■ **What this task involves**:
Search the records that follow and extract every line containing the string "document".

══════════════════════════════

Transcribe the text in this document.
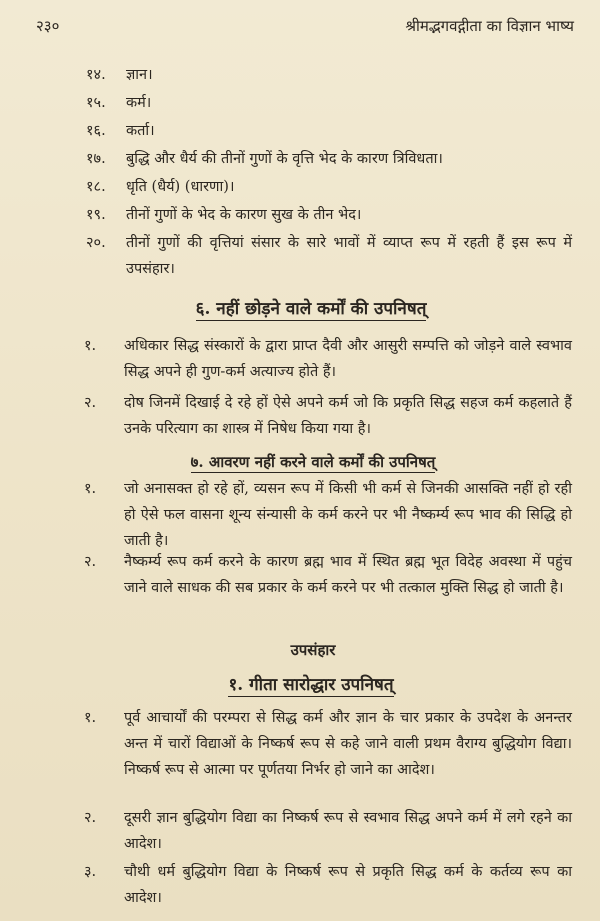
२३०	श्रीमद्भगवद्गीता का विज्ञान भाष्य
१४.	ज्ञान।
१५.	कर्म।
१६.	कर्ता।
१७.	बुद्धि और धैर्य की तीनों गुणों के वृत्ति भेद के कारण त्रिविधता।
१८.	धृति (धैर्य) (धारणा)।
१९.	तीनों गुणों के भेद के कारण सुख के तीन भेद।
२०.	तीनों गुणों की वृत्तियां संसार के सारे भावों में व्याप्त रूप में रहती हैं इस रूप में उपसंहार।
६. नहीं छोड़ने वाले कर्मों की उपनिषत्
१.	अधिकार सिद्ध संस्कारों के द्वारा प्राप्त दैवी और आसुरी सम्पत्ति को जोड़ने वाले स्वभाव सिद्ध अपने ही गुण-कर्म अत्याज्य होते हैं।
२.	दोष जिनमें दिखाई दे रहे हों ऐसे अपने कर्म जो कि प्रकृति सिद्ध सहज कर्म कहलाते हैं उनके परित्याग का शास्त्र में निषेध किया गया है।
७. आवरण नहीं करने वाले कर्मों की उपनिषत्
१.	जो अनासक्त हो रहे हों, व्यसन रूप में किसी भी कर्म से जिनकी आसक्ति नहीं हो रही हो ऐसे फल वासना शून्य संन्यासी के कर्म करने पर भी नैष्कर्म्य रूप भाव की सिद्धि हो जाती है।
२.	नैष्कर्म्य रूप कर्म करने के कारण ब्रह्म भाव में स्थित ब्रह्म भूत विदेह अवस्था में पहुंच जाने वाले साधक की सब प्रकार के कर्म करने पर भी तत्काल मुक्ति सिद्ध हो जाती है।
उपसंहार
१. गीता सारोद्धार उपनिषत्
१.	पूर्व आचार्यों की परम्परा से सिद्ध कर्म और ज्ञान के चार प्रकार के उपदेश के अनन्तर अन्त में चारों विद्याओं के निष्कर्ष रूप से कहे जाने वाली प्रथम वैराग्य बुद्धियोग विद्या। निष्कर्ष रूप से आत्मा पर पूर्णतया निर्भर हो जाने का आदेश।
२.	दूसरी ज्ञान बुद्धियोग विद्या का निष्कर्ष रूप से स्वभाव सिद्ध अपने कर्म में लगे रहने का आदेश।
३.	चौथी धर्म बुद्धियोग विद्या के निष्कर्ष रूप से प्रकृति सिद्ध कर्म के कर्तव्य रूप का आदेश।
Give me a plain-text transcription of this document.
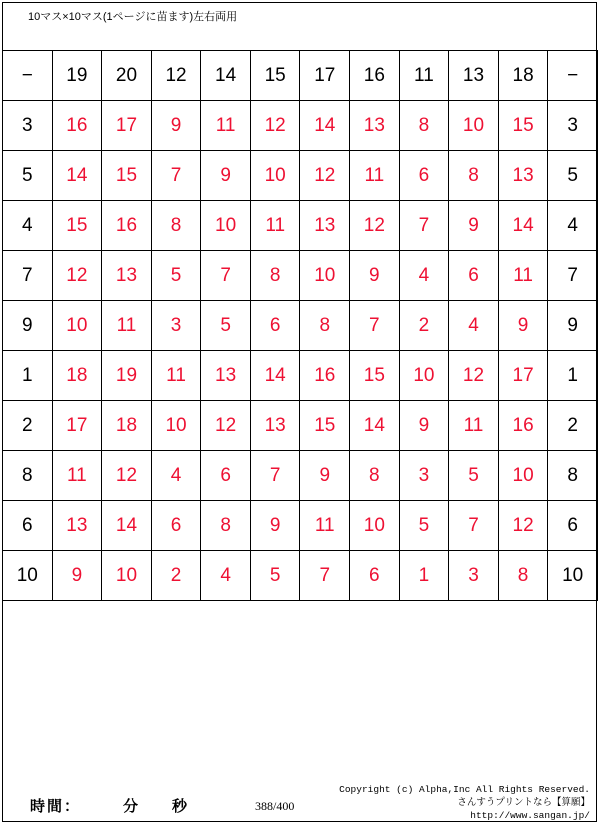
10マス×10マス(1ページに苗ます)左右両用
−	19	20	12	14	15	17	16	11	13	18	−
3	16	17	9	11	12	14	13	8	10	15	3
5	14	15	7	9	10	12	11	6	8	13	5
4	15	16	8	10	11	13	12	7	9	14	4
7	12	13	5	7	8	10	9	4	6	11	7
9	10	11	3	5	6	8	7	2	4	9	9
1	18	19	11	13	14	16	15	10	12	17	1
2	17	18	10	12	13	15	14	9	11	16	2
8	11	12	4	6	7	9	8	3	5	10	8
6	13	14	6	8	9	11	10	5	7	12	6
10	9	10	2	4	5	7	6	1	3	8	10
時間：	分 秒	388/400
Copyright (c) Alpha,Inc All Rights Reserved.
さんすうプリントなら【算願】
http://www.sangan.jp/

══════════════════════════════

■ **The output**:
Transcribe the text in this document.
Give me a plain-text transcription of this document.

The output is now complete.